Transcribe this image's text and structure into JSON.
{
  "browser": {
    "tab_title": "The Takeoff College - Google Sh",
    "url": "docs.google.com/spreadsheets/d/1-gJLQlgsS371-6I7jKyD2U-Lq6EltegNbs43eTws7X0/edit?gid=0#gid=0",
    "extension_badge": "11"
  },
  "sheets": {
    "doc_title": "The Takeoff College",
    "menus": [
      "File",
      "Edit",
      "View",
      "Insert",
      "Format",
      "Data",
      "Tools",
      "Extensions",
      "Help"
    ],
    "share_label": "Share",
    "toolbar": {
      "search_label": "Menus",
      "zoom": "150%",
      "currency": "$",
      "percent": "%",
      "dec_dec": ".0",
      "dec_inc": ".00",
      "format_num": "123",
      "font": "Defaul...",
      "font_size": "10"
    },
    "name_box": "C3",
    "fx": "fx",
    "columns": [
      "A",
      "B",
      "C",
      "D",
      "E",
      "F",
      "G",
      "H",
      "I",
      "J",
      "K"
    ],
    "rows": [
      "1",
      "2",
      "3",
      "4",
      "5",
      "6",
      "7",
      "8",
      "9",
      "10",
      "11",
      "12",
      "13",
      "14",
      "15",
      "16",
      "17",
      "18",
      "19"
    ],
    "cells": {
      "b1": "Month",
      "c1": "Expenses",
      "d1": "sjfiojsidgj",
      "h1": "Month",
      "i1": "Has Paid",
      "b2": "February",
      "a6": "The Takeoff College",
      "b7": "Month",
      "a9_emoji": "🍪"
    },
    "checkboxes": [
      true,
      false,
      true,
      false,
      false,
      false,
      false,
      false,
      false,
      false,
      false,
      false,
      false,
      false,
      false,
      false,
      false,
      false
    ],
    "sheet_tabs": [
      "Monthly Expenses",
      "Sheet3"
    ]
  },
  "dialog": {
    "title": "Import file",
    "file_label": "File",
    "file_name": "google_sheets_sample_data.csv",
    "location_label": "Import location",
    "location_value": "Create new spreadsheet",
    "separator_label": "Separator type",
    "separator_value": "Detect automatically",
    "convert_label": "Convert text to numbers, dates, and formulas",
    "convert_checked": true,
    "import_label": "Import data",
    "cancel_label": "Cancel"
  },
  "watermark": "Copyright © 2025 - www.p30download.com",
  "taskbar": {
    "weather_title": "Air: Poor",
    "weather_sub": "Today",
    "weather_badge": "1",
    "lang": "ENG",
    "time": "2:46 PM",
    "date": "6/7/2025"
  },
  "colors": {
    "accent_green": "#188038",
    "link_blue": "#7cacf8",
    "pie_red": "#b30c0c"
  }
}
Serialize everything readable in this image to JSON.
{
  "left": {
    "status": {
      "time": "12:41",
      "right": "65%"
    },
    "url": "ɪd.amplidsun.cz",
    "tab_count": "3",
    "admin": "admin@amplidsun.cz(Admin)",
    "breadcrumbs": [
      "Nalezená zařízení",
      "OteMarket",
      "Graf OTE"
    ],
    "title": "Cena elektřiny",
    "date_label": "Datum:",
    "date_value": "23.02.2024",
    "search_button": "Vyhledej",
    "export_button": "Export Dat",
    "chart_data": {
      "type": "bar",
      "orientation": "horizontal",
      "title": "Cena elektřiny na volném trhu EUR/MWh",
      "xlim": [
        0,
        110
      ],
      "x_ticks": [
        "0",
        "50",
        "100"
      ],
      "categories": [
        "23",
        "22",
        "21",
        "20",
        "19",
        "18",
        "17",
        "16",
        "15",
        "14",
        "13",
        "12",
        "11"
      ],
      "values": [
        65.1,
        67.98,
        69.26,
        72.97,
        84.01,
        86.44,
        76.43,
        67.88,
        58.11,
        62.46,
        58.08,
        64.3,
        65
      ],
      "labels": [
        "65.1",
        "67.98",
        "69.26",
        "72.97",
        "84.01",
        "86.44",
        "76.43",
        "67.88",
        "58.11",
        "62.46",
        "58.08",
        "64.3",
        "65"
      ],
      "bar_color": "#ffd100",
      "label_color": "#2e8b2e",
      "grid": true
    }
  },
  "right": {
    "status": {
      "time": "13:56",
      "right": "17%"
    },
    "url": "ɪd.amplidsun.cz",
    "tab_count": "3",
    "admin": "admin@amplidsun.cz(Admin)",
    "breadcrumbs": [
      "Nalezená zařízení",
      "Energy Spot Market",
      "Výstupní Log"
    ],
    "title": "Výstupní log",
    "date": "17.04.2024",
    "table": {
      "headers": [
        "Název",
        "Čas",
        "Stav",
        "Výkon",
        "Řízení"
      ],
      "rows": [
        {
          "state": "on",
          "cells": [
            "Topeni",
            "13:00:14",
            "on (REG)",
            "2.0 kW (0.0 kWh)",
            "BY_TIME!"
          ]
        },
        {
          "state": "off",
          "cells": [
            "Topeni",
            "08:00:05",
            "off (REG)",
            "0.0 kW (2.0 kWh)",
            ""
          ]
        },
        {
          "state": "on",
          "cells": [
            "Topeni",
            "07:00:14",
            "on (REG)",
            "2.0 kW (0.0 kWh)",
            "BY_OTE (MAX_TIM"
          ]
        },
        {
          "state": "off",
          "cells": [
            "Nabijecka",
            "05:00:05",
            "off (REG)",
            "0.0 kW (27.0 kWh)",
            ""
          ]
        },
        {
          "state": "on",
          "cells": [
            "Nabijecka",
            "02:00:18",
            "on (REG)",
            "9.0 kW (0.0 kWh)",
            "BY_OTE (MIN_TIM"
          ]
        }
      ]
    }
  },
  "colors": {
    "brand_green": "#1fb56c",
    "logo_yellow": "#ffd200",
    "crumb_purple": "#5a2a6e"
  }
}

========================================================================

Exercise task:
Output every entry shown above, exactly.

Response to the task:
Transcribe this image's text and structure into JSON.
{
  "browser": {
    "tab_title": "The Takeoff College - Google Sh",
    "url": "docs.google.com/spreadsheets/d/1-gJLQlgsS371-6I7jKyD2U-Lq6EltegNbs43eTws7X0/edit?gid=0#gid=0",
    "extension_badge": "11"
  },
  "sheets": {
    "doc_title": "The Takeoff College",
    "menus": [
      "File",
      "Edit",
      "View",
      "Insert",
      "Format",
      "Data",
      "Tools",
      "Extensions",
      "Help"
    ],
    "share_label": "Share",
    "toolbar": {
      "search_label": "Menus",
      "zoom": "150%",
      "currency": "$",
      "percent": "%",
      "dec_dec": ".0",
      "dec_inc": ".00",
      "format_num": "123",
      "font": "Defaul...",
      "font_size": "10"
    },
    "name_box": "C3",
    "fx": "fx",
    "columns": [
      "A",
      "B",
      "C",
      "D",
      "E",
      "F",
      "G",
      "H",
      "I",
      "J",
      "K"
    ],
    "rows": [
      "1",
      "2",
      "3",
      "4",
      "5",
      "6",
      "7",
      "8",
      "9",
      "10",
      "11",
      "12",
      "13",
      "14",
      "15",
      "16",
      "17",
      "18",
      "19"
    ],
    "cells": {
      "b1": "Month",
      "c1": "Expenses",
      "d1": "sjfiojsidgj",
      "h1": "Month",
      "i1": "Has Paid",
      "b2": "February",
      "a6": "The Takeoff College",
      "b7": "Month",
      "a9_emoji": "🍪"
    },
    "checkboxes": [
      true,
      false,
      true,
      false,
      false,
      false,
      false,
      false,
      false,
      false,
      false,
      false,
      false,
      false,
      false,
      false,
      false,
      false
    ],
    "sheet_tabs": [
      "Monthly Expenses",
      "Sheet3"
    ]
  },
  "dialog": {
    "title": "Import file",
    "file_label": "File",
    "file_name": "google_sheets_sample_data.csv",
    "location_label": "Import location",
    "location_value": "Create new spreadsheet",
    "separator_label": "Separator type",
    "separator_value": "Detect automatically",
    "convert_label": "Convert text to numbers, dates, and formulas",
    "convert_checked": true,
    "import_label": "Import data",
    "cancel_label": "Cancel"
  },
  "watermark": "Copyright © 2025 - www.p30download.com",
  "taskbar": {
    "weather_title": "Air: Poor",
    "weather_sub": "Today",
    "weather_badge": "1",
    "lang": "ENG",
    "time": "2:46 PM",
    "date": "6/7/2025"
  },
  "colors": {
    "accent_green": "#188038",
    "link_blue": "#7cacf8",
    "pie_red": "#b30c0c"
  }
}
Serialize everything readable in this image to JSON.
{
  "left": {
    "status": {
      "time": "12:41",
      "right": "65%"
    },
    "url": "ɪd.amplidsun.cz",
    "tab_count": "3",
    "admin": "admin@amplidsun.cz(Admin)",
    "breadcrumbs": [
      "Nalezená zařízení",
      "OteMarket",
      "Graf OTE"
    ],
    "title": "Cena elektřiny",
    "date_label": "Datum:",
    "date_value": "23.02.2024",
    "search_button": "Vyhledej",
    "export_button": "Export Dat",
    "chart_data": {
      "type": "bar",
      "orientation": "horizontal",
      "title": "Cena elektřiny na volném trhu EUR/MWh",
      "xlim": [
        0,
        110
      ],
      "x_ticks": [
        "0",
        "50",
        "100"
      ],
      "categories": [
        "23",
        "22",
        "21",
        "20",
        "19",
        "18",
        "17",
        "16",
        "15",
        "14",
        "13",
        "12",
        "11"
      ],
      "values": [
        65.1,
        67.98,
        69.26,
        72.97,
        84.01,
        86.44,
        76.43,
        67.88,
        58.11,
        62.46,
        58.08,
        64.3,
        65
      ],
      "labels": [
        "65.1",
        "67.98",
        "69.26",
        "72.97",
        "84.01",
        "86.44",
        "76.43",
        "67.88",
        "58.11",
        "62.46",
        "58.08",
        "64.3",
        "65"
      ],
      "bar_color": "#ffd100",
      "label_color": "#2e8b2e",
      "grid": true
    }
  },
  "right": {
    "status": {
      "time": "13:56",
      "right": "17%"
    },
    "url": "ɪd.amplidsun.cz",
    "tab_count": "3",
    "admin": "admin@amplidsun.cz(Admin)",
    "breadcrumbs": [
      "Nalezená zařízení",
      "Energy Spot Market",
      "Výstupní Log"
    ],
    "title": "Výstupní log",
    "date": "17.04.2024",
    "table": {
      "headers": [
        "Název",
        "Čas",
        "Stav",
        "Výkon",
        "Řízení"
      ],
      "rows": [
        {
          "state": "on",
          "cells": [
            "Topeni",
            "13:00:14",
            "on (REG)",
            "2.0 kW (0.0 kWh)",
            "BY_TIME!"
          ]
        },
        {
          "state": "off",
          "cells": [
            "Topeni",
            "08:00:05",
            "off (REG)",
            "0.0 kW (2.0 kWh)",
            ""
          ]
        },
        {
          "state": "on",
          "cells": [
            "Topeni",
            "07:00:14",
            "on (REG)",
            "2.0 kW (0.0 kWh)",
            "BY_OTE (MAX_TIM"
          ]
        },
        {
          "state": "off",
          "cells": [
            "Nabijecka",
            "05:00:05",
            "off (REG)",
            "0.0 kW (27.0 kWh)",
            ""
          ]
        },
        {
          "state": "on",
          "cells": [
            "Nabijecka",
            "02:00:18",
            "on (REG)",
            "9.0 kW (0.0 kWh)",
            "BY_OTE (MIN_TIM"
          ]
        }
      ]
    }
  },
  "colors": {
    "brand_green": "#1fb56c",
    "logo_yellow": "#ffd200",
    "crumb_purple": "#5a2a6e"
  }
}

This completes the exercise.